(Part of a data file)
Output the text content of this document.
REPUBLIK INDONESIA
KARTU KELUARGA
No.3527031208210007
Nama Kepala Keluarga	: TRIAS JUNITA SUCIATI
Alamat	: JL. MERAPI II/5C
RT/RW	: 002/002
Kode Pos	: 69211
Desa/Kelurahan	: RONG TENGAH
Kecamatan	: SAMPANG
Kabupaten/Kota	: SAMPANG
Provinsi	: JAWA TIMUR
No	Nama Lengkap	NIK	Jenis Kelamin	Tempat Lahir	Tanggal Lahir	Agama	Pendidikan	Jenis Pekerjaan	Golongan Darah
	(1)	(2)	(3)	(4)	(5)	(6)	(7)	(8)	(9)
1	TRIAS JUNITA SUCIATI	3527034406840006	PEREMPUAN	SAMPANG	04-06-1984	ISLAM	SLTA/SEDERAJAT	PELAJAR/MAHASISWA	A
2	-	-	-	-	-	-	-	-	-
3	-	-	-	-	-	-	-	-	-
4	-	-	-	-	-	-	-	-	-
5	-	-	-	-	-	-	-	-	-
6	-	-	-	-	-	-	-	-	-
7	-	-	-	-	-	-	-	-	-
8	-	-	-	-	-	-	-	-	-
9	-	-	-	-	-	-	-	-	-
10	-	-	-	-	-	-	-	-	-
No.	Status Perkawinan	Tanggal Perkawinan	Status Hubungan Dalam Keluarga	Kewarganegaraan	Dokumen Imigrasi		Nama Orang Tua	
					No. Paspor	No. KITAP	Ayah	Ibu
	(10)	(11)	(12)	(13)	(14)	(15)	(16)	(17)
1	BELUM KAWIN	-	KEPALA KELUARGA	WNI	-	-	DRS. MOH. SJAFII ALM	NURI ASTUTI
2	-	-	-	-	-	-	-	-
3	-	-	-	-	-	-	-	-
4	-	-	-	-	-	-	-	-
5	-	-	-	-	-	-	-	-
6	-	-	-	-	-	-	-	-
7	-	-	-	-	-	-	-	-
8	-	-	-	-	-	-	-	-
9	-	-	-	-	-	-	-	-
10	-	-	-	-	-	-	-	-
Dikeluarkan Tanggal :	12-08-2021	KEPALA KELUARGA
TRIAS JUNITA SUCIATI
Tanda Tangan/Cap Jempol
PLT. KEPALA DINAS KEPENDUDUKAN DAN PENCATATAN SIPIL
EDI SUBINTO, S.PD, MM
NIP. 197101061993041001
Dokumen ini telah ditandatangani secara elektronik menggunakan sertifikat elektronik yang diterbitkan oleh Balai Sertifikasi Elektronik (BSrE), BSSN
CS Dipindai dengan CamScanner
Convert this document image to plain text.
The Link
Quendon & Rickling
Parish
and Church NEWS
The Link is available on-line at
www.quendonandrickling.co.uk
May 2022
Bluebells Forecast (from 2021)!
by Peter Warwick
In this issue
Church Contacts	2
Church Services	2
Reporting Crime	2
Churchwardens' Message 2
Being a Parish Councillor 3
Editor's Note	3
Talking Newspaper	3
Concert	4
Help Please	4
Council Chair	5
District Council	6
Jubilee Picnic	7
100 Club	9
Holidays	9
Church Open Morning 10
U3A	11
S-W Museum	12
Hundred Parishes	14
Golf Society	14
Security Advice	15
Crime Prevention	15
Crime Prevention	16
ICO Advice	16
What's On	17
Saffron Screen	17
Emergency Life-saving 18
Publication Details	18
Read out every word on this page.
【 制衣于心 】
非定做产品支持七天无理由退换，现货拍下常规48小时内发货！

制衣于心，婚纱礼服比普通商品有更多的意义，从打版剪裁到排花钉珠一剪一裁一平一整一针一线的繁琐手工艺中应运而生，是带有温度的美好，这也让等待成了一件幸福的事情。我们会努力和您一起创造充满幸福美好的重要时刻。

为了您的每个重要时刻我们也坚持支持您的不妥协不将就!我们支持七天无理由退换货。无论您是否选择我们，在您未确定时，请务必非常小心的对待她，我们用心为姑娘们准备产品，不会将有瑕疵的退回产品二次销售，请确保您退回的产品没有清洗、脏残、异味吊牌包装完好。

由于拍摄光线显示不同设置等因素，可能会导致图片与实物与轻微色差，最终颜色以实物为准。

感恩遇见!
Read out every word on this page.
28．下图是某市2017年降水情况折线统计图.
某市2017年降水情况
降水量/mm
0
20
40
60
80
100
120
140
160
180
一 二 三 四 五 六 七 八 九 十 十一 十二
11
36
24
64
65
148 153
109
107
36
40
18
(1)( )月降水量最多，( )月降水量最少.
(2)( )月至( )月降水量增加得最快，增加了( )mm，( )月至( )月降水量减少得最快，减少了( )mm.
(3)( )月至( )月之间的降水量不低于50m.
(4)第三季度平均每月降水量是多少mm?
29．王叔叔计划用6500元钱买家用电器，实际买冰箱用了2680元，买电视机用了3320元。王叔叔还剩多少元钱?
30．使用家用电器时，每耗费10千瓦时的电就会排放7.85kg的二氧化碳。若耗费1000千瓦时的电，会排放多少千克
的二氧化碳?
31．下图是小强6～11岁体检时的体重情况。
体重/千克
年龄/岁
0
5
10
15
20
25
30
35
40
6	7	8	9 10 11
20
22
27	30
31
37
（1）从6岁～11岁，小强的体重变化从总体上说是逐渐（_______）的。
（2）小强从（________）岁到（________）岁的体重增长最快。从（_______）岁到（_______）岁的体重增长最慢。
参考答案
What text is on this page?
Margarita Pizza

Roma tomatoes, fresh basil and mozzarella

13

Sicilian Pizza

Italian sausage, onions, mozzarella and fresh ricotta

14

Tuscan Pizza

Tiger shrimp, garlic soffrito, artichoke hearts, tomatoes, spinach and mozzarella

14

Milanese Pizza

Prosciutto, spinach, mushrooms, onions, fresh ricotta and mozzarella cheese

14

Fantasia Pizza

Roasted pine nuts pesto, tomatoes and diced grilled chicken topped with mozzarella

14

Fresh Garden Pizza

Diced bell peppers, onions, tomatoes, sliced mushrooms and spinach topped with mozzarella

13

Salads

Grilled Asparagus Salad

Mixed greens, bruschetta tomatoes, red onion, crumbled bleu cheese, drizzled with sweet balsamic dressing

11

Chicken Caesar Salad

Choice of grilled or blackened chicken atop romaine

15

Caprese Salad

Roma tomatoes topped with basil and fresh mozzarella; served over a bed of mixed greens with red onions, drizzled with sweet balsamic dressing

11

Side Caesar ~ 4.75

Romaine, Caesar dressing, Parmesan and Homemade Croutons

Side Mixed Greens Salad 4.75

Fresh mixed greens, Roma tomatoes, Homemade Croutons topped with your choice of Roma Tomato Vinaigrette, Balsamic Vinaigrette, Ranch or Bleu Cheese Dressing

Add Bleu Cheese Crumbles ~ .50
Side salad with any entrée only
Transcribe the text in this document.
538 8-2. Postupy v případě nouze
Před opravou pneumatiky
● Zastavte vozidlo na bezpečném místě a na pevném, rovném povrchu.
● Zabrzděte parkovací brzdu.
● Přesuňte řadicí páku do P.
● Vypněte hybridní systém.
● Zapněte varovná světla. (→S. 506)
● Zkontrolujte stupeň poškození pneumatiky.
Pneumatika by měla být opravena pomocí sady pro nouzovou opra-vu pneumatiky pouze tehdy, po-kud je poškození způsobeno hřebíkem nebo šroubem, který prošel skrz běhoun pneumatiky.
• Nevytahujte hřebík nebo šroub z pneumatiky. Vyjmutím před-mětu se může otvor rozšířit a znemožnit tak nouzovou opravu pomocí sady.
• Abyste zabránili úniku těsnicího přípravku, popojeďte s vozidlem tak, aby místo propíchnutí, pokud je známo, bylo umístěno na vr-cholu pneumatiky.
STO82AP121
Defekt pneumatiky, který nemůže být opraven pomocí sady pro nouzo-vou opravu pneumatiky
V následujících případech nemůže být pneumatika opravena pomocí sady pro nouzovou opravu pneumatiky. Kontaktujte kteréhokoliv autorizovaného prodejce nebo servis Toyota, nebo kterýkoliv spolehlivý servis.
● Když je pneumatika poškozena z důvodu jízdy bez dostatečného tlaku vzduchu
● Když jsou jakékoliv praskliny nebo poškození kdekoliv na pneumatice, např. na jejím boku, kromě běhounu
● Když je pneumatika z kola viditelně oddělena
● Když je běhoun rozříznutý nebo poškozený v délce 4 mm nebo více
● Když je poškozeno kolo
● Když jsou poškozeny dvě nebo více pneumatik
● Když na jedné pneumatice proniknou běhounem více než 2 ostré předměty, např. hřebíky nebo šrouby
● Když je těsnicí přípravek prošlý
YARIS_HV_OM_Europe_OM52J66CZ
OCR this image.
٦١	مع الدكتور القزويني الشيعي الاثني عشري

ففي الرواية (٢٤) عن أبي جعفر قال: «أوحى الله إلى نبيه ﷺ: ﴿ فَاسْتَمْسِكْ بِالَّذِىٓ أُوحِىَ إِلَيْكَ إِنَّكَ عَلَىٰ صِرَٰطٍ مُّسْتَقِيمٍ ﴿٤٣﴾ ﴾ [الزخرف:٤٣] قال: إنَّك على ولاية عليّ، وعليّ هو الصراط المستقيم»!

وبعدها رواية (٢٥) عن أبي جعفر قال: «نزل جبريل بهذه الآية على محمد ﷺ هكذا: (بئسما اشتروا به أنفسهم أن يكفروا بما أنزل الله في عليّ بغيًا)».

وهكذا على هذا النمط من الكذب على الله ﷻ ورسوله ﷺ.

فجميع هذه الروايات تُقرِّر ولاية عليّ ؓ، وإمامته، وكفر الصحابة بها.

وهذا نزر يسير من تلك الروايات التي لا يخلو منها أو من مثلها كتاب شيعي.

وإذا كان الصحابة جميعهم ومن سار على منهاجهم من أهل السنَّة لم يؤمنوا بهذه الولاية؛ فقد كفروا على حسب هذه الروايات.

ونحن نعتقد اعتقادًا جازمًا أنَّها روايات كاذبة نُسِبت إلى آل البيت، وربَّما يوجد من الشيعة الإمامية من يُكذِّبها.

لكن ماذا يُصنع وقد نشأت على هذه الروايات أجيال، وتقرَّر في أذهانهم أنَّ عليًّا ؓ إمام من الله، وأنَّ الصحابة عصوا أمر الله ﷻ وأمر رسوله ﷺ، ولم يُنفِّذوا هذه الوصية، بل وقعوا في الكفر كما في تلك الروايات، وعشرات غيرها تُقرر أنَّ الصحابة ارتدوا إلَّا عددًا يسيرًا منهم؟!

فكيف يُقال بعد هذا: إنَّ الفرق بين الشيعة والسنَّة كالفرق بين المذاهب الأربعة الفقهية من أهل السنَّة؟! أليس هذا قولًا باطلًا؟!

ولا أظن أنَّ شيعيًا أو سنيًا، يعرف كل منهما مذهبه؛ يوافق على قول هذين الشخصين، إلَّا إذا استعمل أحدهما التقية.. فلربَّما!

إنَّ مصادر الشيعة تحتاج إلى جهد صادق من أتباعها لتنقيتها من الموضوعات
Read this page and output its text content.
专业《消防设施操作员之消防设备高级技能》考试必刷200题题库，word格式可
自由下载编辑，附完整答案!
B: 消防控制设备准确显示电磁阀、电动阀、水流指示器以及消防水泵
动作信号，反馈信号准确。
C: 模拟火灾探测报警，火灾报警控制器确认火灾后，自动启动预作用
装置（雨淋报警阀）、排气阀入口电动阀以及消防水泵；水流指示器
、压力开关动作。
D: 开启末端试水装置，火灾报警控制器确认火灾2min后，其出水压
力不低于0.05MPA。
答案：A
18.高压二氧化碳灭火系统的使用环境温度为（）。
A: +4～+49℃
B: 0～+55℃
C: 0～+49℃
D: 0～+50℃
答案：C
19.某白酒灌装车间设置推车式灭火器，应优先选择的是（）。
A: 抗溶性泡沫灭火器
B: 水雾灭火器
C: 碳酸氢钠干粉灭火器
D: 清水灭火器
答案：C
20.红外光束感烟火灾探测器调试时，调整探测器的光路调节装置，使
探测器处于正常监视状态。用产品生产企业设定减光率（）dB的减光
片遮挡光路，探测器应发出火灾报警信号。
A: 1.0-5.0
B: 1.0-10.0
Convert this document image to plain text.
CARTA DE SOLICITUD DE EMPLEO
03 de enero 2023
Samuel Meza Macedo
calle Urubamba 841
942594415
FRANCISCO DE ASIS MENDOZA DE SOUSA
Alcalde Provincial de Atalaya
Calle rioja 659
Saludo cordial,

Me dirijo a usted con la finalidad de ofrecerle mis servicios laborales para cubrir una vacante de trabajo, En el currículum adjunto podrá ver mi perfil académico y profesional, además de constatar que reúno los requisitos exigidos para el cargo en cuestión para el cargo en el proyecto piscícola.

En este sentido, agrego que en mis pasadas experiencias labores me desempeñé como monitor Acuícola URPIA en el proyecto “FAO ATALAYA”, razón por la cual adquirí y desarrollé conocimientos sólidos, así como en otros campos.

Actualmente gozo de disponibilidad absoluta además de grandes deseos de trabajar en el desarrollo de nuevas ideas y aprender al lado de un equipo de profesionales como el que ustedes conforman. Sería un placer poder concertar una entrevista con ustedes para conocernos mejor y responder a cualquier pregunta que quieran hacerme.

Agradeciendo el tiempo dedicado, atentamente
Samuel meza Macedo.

| Goal |
Exactly and only the lines from the one containing "Read this page and output its text content." through the end of the material are to be reproduced, both ends included.

| Output |
Read this page and output its text content.
专业《消防设施操作员之消防设备高级技能》考试必刷200题题库，word格式可
自由下载编辑，附完整答案!
B: 消防控制设备准确显示电磁阀、电动阀、水流指示器以及消防水泵
动作信号，反馈信号准确。
C: 模拟火灾探测报警，火灾报警控制器确认火灾后，自动启动预作用
装置（雨淋报警阀）、排气阀入口电动阀以及消防水泵；水流指示器
、压力开关动作。
D: 开启末端试水装置，火灾报警控制器确认火灾2min后，其出水压
力不低于0.05MPA。
答案：A
18.高压二氧化碳灭火系统的使用环境温度为（）。
A: +4～+49℃
B: 0～+55℃
C: 0～+49℃
D: 0～+50℃
答案：C
19.某白酒灌装车间设置推车式灭火器，应优先选择的是（）。
A: 抗溶性泡沫灭火器
B: 水雾灭火器
C: 碳酸氢钠干粉灭火器
D: 清水灭火器
答案：C
20.红外光束感烟火灾探测器调试时，调整探测器的光路调节装置，使
探测器处于正常监视状态。用产品生产企业设定减光率（）dB的减光
片遮挡光路，探测器应发出火灾报警信号。
A: 1.0-5.0
B: 1.0-10.0
Convert this document image to plain text.
CARTA DE SOLICITUD DE EMPLEO
03 de enero 2023
Samuel Meza Macedo
calle Urubamba 841
942594415
FRANCISCO DE ASIS MENDOZA DE SOUSA
Alcalde Provincial de Atalaya
Calle rioja 659
Saludo cordial,

Me dirijo a usted con la finalidad de ofrecerle mis servicios laborales para cubrir una vacante de trabajo, En el currículum adjunto podrá ver mi perfil académico y profesional, además de constatar que reúno los requisitos exigidos para el cargo en cuestión para el cargo en el proyecto piscícola.

En este sentido, agrego que en mis pasadas experiencias labores me desempeñé como monitor Acuícola URPIA en el proyecto “FAO ATALAYA”, razón por la cual adquirí y desarrollé conocimientos sólidos, así como en otros campos.

Actualmente gozo de disponibilidad absoluta además de grandes deseos de trabajar en el desarrollo de nuevas ideas y aprender al lado de un equipo de profesionales como el que ustedes conforman. Sería un placer poder concertar una entrevista con ustedes para conocernos mejor y responder a cualquier pregunta que quieran hacerme.

Agradeciendo el tiempo dedicado, atentamente
Samuel meza Macedo.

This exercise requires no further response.